Write out word for word each line from the one containing "Read all visible content and emit it as JSON." through the close of the listing, including both ends. Pictures do not belong in the copy.

Data tied to figure images:
- - -

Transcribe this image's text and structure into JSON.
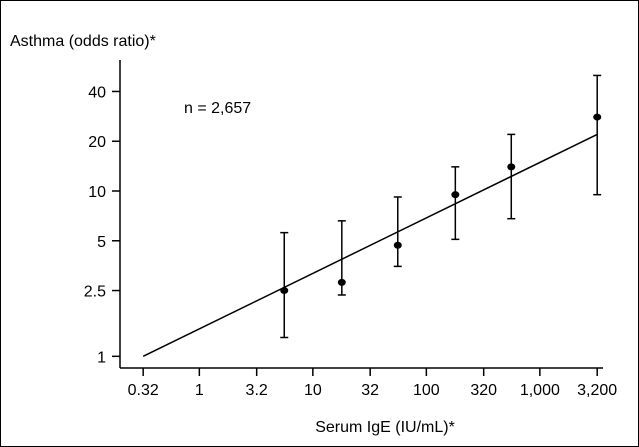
{
  "chart_data": {
    "type": "scatter",
    "title": "",
    "ylabel": "Asthma (odds ratio)*",
    "xlabel": "Serum IgE (IU/mL)*",
    "annotation": "n = 2,657",
    "x_scale": "log",
    "y_scale": "log",
    "xlim": [
      0.2,
      3600
    ],
    "ylim": [
      0.85,
      62
    ],
    "x_ticks": [
      0.32,
      1,
      3.2,
      10,
      32,
      100,
      320,
      1000,
      3200
    ],
    "x_tick_labels": [
      "0.32",
      "1",
      "3.2",
      "10",
      "32",
      "100",
      "320",
      "1,000",
      "3,200"
    ],
    "y_ticks": [
      1,
      2.5,
      5,
      10,
      20,
      40
    ],
    "y_tick_labels": [
      "1",
      "2.5",
      "5",
      "10",
      "20",
      "40"
    ],
    "grid": false,
    "points": [
      {
        "x": 5.6,
        "y": 2.5,
        "lower": 1.3,
        "upper": 5.6
      },
      {
        "x": 18,
        "y": 2.8,
        "lower": 2.35,
        "upper": 6.6
      },
      {
        "x": 56,
        "y": 4.7,
        "lower": 3.5,
        "upper": 9.2
      },
      {
        "x": 180,
        "y": 9.5,
        "lower": 5.1,
        "upper": 14
      },
      {
        "x": 560,
        "y": 14,
        "lower": 6.8,
        "upper": 22
      },
      {
        "x": 3200,
        "y": 28,
        "lower": 9.5,
        "upper": 50
      }
    ],
    "fit_line": {
      "x": [
        0.32,
        3200
      ],
      "y": [
        1.0,
        22
      ]
    }
  }
}
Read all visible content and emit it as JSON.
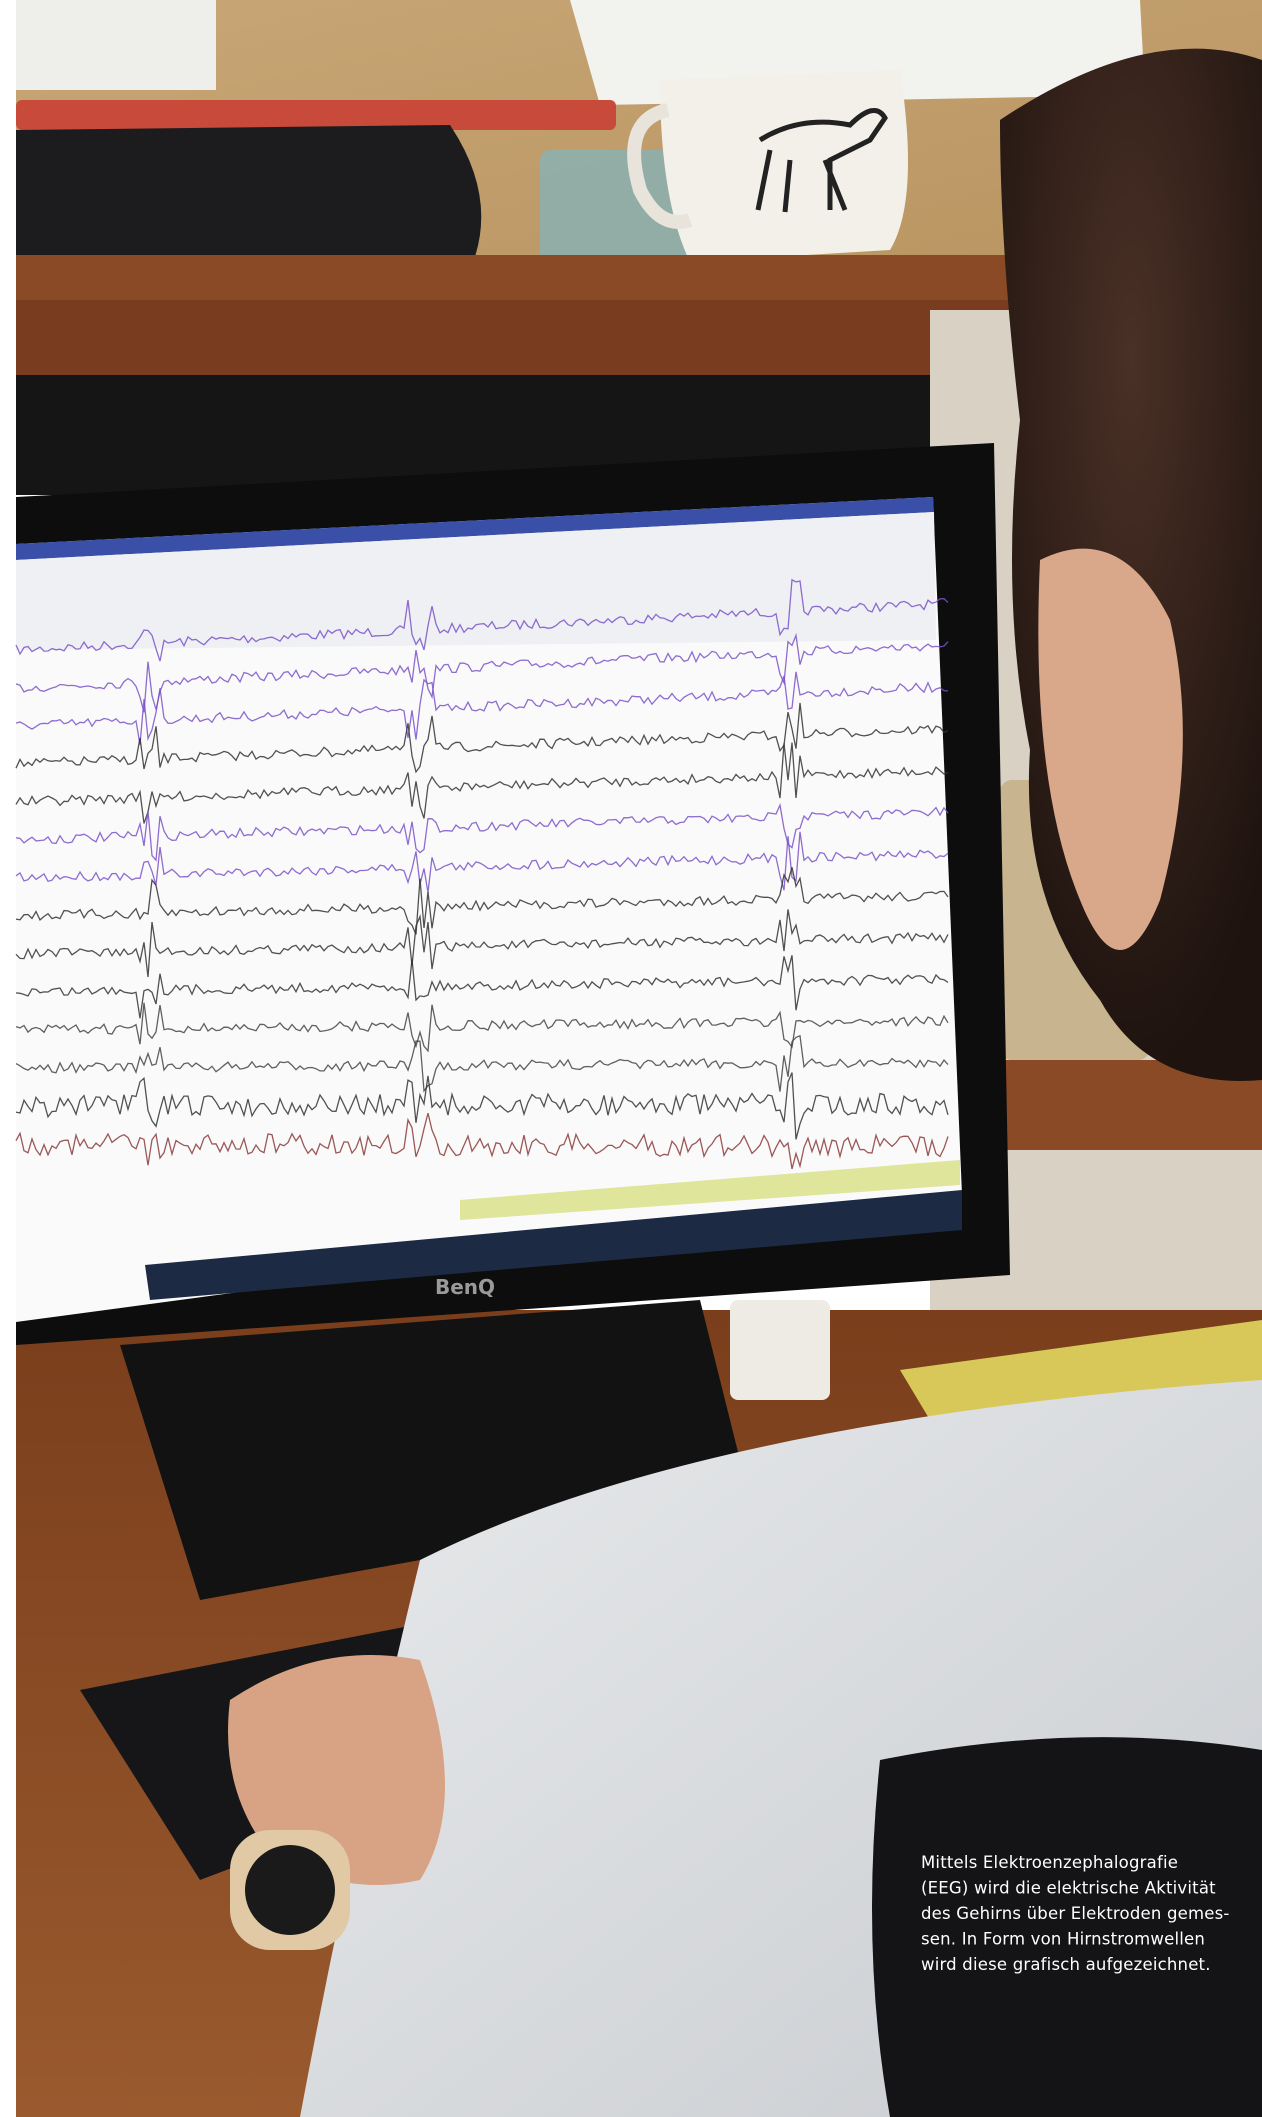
{
  "monitor_brand": "BenQ",
  "caption": {
    "lines": [
      "Mittels Elektroenzephalografie",
      "(EEG) wird die elektrische Aktivität",
      "des Gehirns über Elektroden gemes-",
      "sen. In Form von Hirnstromwellen",
      "wird diese grafisch aufgezeichnet."
    ]
  }
}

- - -

§ **Exercise response**:
Read all visible content and emit it as JSON.
{
  "monitor_brand": "BenQ",
  "caption": {
    "lines": [
      "Mittels Elektroenzephalografie",
      "(EEG) wird die elektrische Aktivität",
      "des Gehirns über Elektroden gemes-",
      "sen. In Form von Hirnstromwellen",
      "wird diese grafisch aufgezeichnet."
    ]
  }
}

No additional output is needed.